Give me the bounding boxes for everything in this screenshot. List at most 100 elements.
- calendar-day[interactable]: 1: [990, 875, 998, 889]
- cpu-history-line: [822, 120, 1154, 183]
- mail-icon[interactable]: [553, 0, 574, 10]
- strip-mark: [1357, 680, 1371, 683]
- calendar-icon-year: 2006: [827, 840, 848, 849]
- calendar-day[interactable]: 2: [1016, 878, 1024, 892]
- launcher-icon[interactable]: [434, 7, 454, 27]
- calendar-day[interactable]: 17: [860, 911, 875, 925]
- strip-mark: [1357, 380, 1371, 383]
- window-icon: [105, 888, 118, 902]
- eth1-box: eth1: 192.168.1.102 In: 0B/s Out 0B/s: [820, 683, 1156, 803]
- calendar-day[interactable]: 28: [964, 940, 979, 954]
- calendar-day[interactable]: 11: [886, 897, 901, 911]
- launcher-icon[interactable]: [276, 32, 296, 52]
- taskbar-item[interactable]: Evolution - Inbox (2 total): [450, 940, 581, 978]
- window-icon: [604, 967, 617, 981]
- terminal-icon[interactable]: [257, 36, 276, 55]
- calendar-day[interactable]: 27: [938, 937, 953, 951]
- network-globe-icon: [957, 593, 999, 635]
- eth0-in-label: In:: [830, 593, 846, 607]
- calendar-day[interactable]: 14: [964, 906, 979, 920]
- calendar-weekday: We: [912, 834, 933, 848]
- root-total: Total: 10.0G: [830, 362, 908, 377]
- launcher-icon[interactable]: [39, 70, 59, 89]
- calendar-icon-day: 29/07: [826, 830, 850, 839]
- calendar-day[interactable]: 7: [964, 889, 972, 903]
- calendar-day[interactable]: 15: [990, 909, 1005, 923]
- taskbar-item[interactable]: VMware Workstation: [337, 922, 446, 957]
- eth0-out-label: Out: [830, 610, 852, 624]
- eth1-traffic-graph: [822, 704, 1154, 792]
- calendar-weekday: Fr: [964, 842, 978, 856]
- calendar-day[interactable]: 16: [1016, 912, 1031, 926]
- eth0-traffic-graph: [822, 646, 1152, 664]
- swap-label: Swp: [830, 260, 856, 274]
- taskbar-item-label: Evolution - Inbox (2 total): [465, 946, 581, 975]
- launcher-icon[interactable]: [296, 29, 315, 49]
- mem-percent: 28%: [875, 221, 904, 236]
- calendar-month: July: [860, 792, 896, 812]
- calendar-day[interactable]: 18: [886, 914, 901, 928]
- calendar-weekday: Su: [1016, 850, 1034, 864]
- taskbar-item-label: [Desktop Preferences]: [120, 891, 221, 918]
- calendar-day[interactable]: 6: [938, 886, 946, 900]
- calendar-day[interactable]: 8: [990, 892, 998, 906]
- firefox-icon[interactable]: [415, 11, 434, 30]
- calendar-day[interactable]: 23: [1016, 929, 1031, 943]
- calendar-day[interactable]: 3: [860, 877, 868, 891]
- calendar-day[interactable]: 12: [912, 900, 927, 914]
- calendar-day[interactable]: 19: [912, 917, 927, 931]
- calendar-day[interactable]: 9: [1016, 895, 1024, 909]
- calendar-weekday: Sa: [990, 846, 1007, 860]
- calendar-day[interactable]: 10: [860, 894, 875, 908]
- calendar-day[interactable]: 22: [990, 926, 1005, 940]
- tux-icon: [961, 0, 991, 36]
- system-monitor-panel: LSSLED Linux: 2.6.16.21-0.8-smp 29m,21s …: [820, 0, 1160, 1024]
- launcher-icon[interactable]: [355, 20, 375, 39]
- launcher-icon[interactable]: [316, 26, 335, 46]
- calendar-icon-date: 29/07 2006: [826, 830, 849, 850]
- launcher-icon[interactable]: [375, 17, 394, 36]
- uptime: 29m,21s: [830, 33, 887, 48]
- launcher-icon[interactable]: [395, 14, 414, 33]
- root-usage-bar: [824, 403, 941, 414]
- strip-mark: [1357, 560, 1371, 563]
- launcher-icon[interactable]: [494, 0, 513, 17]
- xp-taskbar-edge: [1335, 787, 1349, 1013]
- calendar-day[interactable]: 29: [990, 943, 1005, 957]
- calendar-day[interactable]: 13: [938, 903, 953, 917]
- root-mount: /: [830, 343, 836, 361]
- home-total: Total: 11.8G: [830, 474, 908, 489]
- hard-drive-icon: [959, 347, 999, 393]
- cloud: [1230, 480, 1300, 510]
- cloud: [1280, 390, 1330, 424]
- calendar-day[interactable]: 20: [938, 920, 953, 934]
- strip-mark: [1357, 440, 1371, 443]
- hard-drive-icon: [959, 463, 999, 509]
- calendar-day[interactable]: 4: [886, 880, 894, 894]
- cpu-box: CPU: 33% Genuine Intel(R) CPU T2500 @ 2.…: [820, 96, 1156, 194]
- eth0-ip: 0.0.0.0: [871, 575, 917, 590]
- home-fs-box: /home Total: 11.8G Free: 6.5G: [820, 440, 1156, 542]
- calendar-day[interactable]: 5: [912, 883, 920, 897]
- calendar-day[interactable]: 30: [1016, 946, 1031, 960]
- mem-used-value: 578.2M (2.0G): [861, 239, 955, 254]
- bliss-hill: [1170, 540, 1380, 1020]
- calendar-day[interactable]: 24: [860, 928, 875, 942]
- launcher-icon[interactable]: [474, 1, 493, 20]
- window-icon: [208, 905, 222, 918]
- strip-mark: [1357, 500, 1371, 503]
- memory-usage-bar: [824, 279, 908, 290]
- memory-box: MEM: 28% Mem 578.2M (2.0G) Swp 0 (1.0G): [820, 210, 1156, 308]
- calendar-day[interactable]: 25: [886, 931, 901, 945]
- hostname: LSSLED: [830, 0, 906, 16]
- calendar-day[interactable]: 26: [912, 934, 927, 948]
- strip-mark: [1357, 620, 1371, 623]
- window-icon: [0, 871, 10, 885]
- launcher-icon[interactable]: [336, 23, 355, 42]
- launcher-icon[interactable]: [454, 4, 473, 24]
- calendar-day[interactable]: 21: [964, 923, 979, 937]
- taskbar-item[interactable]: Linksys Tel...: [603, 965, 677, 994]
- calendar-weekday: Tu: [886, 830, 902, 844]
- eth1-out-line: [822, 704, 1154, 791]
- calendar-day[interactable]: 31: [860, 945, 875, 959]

====

Written request: Format the data from its first line through the line containing "- calendar-month: July: [860, 792, 896, 812]", both ends included, as a JSON list of strings with one string per line and blank lines omitted.

Answer for the task:
[
  "Give me the bounding boxes for everything in this screenshot. List at most 100 elements.",
  "- calendar-day[interactable]: 1: [990, 875, 998, 889]",
  "- cpu-history-line: [822, 120, 1154, 183]",
  "- mail-icon[interactable]: [553, 0, 574, 10]",
  "- strip-mark: [1357, 680, 1371, 683]",
  "- calendar-icon-year: 2006: [827, 840, 848, 849]",
  "- calendar-day[interactable]: 2: [1016, 878, 1024, 892]",
  "- launcher-icon[interactable]: [434, 7, 454, 27]",
  "- calendar-day[interactable]: 17: [860, 911, 875, 925]",
  "- strip-mark: [1357, 380, 1371, 383]",
  "- window-icon: [105, 888, 118, 902]",
  "- eth1-box: eth1: 192.168.1.102 In: 0B/s Out 0B/s: [820, 683, 1156, 803]",
  "- calendar-day[interactable]: 28: [964, 940, 979, 954]",
  "- calendar-day[interactable]: 11: [886, 897, 901, 911]",
  "- launcher-icon[interactable]: [276, 32, 296, 52]",
  "- taskbar-item[interactable]: Evolution - Inbox (2 total): [450, 940, 581, 978]",
  "- window-icon: [604, 967, 617, 981]",
  "- terminal-icon[interactable]: [257, 36, 276, 55]",
  "- calendar-day[interactable]: 27: [938, 937, 953, 951]",
  "- network-globe-icon: [957, 593, 999, 635]",
  "- eth0-in-label: In:: [830, 593, 846, 607]",
  "- calendar-day[interactable]: 14: [964, 906, 979, 920]",
  "- calendar-weekday: We: [912, 834, 933, 848]",
  "- root-total: Total: 10.0G: [830, 362, 908, 377]",
  "- launcher-icon[interactable]: [39, 70, 59, 89]",
  "- calendar-icon-day: 29/07: [826, 830, 850, 839]",
  "- calendar-day[interactable]: 7: [964, 889, 972, 903]",
  "- calendar-day[interactable]: 15: [990, 909, 1005, 923]",
  "- taskbar-item[interactable]: VMware Workstation: [337, 922, 446, 957]",
  "- eth0-out-label: Out: [830, 610, 852, 624]",
  "- eth1-traffic-graph: [822, 704, 1154, 792]",
  "- calendar-weekday: Fr: [964, 842, 978, 856]",
  "- calendar-day[interactable]: 16: [1016, 912, 1031, 926]",
  "- eth0-traffic-graph: [822, 646, 1152, 664]",
  "- swap-label: Swp: [830, 260, 856, 274]",
  "- taskbar-item-label: Evolution - Inbox (2 total): [465, 946, 581, 975]",
  "- launcher-icon[interactable]: [296, 29, 315, 49]",
  "- mem-percent: 28%: [875, 221, 904, 236]",
  "- calendar-month: July: [860, 792, 896, 812]"
]